Short task
Repeat every entry word for word, but leave the images out of your copy.

>> START Data excerpts

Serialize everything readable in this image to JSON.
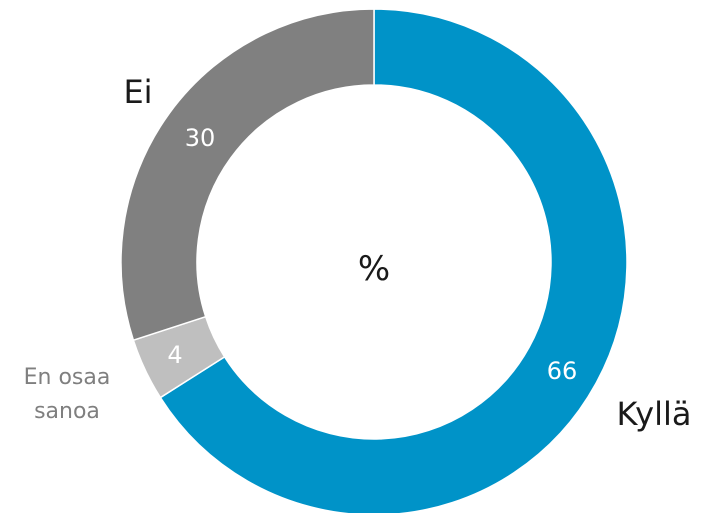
{
  "chart_data": {
    "type": "pie",
    "center_label": "%",
    "slices": [
      {
        "label": "Kyllä",
        "value": 66,
        "color": "#0093C8"
      },
      {
        "label": "En osaa sanoa",
        "label_lines": [
          "En osaa",
          "sanoa"
        ],
        "value": 4,
        "color": "#BFBFBF"
      },
      {
        "label": "Ei",
        "value": 30,
        "color": "#808080"
      }
    ]
  }
}
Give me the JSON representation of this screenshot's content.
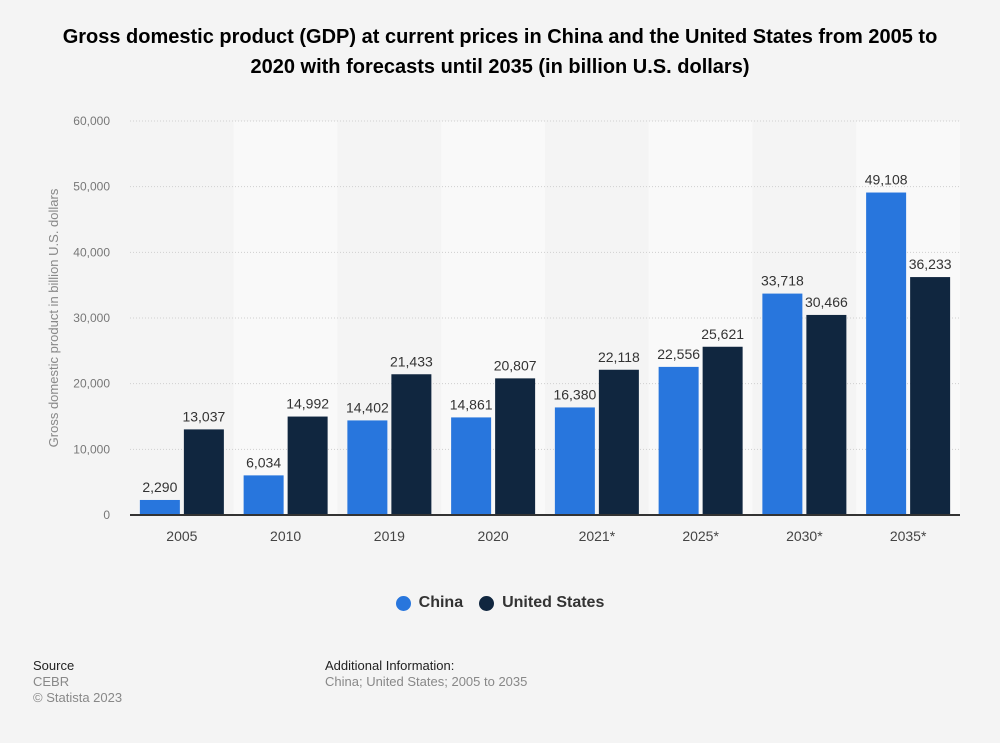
{
  "title": "Gross domestic product (GDP) at current prices in China and the United States from 2005 to 2020 with forecasts until 2035 (in billion U.S. dollars)",
  "chart_data": {
    "type": "bar",
    "title": "Gross domestic product (GDP) at current prices in China and the United States from 2005 to 2020 with forecasts until 2035 (in billion U.S. dollars)",
    "xlabel": "",
    "ylabel": "Gross domestic product in billion U.S. dollars",
    "ylim": [
      0,
      60000
    ],
    "yticks": [
      0,
      10000,
      20000,
      30000,
      40000,
      50000,
      60000
    ],
    "ytick_labels": [
      "0",
      "10,000",
      "20,000",
      "30,000",
      "40,000",
      "50,000",
      "60,000"
    ],
    "grid": true,
    "legend_position": "bottom",
    "categories": [
      "2005",
      "2010",
      "2019",
      "2020",
      "2021*",
      "2025*",
      "2030*",
      "2035*"
    ],
    "series": [
      {
        "name": "China",
        "color": "#2876dd",
        "values": [
          2290,
          6034,
          14402,
          14861,
          16380,
          22556,
          33718,
          49108
        ],
        "labels": [
          "2,290",
          "6,034",
          "14,402",
          "14,861",
          "16,380",
          "22,556",
          "33,718",
          "49,108"
        ]
      },
      {
        "name": "United States",
        "color": "#10263f",
        "values": [
          13037,
          14992,
          21433,
          20807,
          22118,
          25621,
          30466,
          36233
        ],
        "labels": [
          "13,037",
          "14,992",
          "21,433",
          "20,807",
          "22,118",
          "25,621",
          "30,466",
          "36,233"
        ]
      }
    ]
  },
  "legend": {
    "china": "China",
    "us": "United States"
  },
  "footer": {
    "source_label": "Source",
    "source": "CEBR",
    "copyright": "© Statista 2023",
    "info_label": "Additional Information:",
    "info": "China; United States; 2005 to 2035"
  }
}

>> END Data excerpts

Solution below
Serialize everything readable in this image to JSON.
{
  "chart_data": {
    "type": "pie",
    "center_label": "%",
    "slices": [
      {
        "label": "Kyllä",
        "value": 66,
        "color": "#0093C8"
      },
      {
        "label": "En osaa sanoa",
        "label_lines": [
          "En osaa",
          "sanoa"
        ],
        "value": 4,
        "color": "#BFBFBF"
      },
      {
        "label": "Ei",
        "value": 30,
        "color": "#808080"
      }
    ]
  }
}
Give me the JSON representation of this screenshot's content.
{
  "title": "Gross domestic product (GDP) at current prices in China and the United States from 2005 to 2020 with forecasts until 2035 (in billion U.S. dollars)",
  "chart_data": {
    "type": "bar",
    "title": "Gross domestic product (GDP) at current prices in China and the United States from 2005 to 2020 with forecasts until 2035 (in billion U.S. dollars)",
    "xlabel": "",
    "ylabel": "Gross domestic product in billion U.S. dollars",
    "ylim": [
      0,
      60000
    ],
    "yticks": [
      0,
      10000,
      20000,
      30000,
      40000,
      50000,
      60000
    ],
    "ytick_labels": [
      "0",
      "10,000",
      "20,000",
      "30,000",
      "40,000",
      "50,000",
      "60,000"
    ],
    "grid": true,
    "legend_position": "bottom",
    "categories": [
      "2005",
      "2010",
      "2019",
      "2020",
      "2021*",
      "2025*",
      "2030*",
      "2035*"
    ],
    "series": [
      {
        "name": "China",
        "color": "#2876dd",
        "values": [
          2290,
          6034,
          14402,
          14861,
          16380,
          22556,
          33718,
          49108
        ],
        "labels": [
          "2,290",
          "6,034",
          "14,402",
          "14,861",
          "16,380",
          "22,556",
          "33,718",
          "49,108"
        ]
      },
      {
        "name": "United States",
        "color": "#10263f",
        "values": [
          13037,
          14992,
          21433,
          20807,
          22118,
          25621,
          30466,
          36233
        ],
        "labels": [
          "13,037",
          "14,992",
          "21,433",
          "20,807",
          "22,118",
          "25,621",
          "30,466",
          "36,233"
        ]
      }
    ]
  },
  "legend": {
    "china": "China",
    "us": "United States"
  },
  "footer": {
    "source_label": "Source",
    "source": "CEBR",
    "copyright": "© Statista 2023",
    "info_label": "Additional Information:",
    "info": "China; United States; 2005 to 2035"
  }
}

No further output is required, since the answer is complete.